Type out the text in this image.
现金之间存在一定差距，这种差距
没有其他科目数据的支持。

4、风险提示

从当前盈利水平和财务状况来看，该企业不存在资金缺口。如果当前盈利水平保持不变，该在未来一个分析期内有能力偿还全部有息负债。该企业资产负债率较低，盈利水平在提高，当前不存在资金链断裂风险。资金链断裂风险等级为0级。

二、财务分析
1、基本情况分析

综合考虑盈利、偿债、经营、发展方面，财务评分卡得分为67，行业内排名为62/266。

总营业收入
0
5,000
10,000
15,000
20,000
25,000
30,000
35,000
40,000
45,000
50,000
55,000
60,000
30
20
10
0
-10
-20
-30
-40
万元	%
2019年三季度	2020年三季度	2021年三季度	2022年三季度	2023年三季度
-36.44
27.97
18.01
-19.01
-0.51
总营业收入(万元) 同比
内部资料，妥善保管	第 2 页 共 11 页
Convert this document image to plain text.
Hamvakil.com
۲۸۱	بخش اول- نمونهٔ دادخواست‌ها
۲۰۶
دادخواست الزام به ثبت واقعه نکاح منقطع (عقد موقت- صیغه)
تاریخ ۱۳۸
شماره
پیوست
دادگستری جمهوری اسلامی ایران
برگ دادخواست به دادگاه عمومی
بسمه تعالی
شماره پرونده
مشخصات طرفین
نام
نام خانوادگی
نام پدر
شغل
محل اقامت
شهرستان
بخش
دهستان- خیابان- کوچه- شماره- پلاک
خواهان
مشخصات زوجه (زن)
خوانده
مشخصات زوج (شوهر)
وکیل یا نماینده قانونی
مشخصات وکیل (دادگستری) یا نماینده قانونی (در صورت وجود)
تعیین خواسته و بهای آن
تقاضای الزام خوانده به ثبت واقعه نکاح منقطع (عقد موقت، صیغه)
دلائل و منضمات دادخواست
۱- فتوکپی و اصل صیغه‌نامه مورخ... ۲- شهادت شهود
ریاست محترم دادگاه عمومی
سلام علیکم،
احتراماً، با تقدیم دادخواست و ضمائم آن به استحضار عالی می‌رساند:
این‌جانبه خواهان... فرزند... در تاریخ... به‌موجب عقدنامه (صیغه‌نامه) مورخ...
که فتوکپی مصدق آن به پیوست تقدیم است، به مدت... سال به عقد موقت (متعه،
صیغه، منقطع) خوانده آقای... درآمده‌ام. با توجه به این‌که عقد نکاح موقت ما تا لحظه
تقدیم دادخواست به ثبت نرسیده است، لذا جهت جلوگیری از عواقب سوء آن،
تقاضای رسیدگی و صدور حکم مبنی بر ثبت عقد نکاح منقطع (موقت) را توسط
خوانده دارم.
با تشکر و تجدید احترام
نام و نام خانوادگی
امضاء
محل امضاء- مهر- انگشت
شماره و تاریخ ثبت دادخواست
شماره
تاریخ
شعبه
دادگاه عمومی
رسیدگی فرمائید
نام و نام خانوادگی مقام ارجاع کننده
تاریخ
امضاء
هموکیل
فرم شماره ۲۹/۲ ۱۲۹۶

--- --- ---

Copy every line of the listing containing the string "منقطع".

Written answer |
دادخواست الزام به ثبت واقعه نکاح منقطع (عقد موقت- صیغه)
تقاضای الزام خوانده به ثبت واقعه نکاح منقطع (عقد موقت، صیغه)
صیغه، منقطع) خوانده آقای... درآمده‌ام. با توجه به این‌که عقد نکاح موقت ما تا لحظه
تقاضای رسیدگی و صدور حکم مبنی بر ثبت عقد نکاح منقطع (موقت) را توسط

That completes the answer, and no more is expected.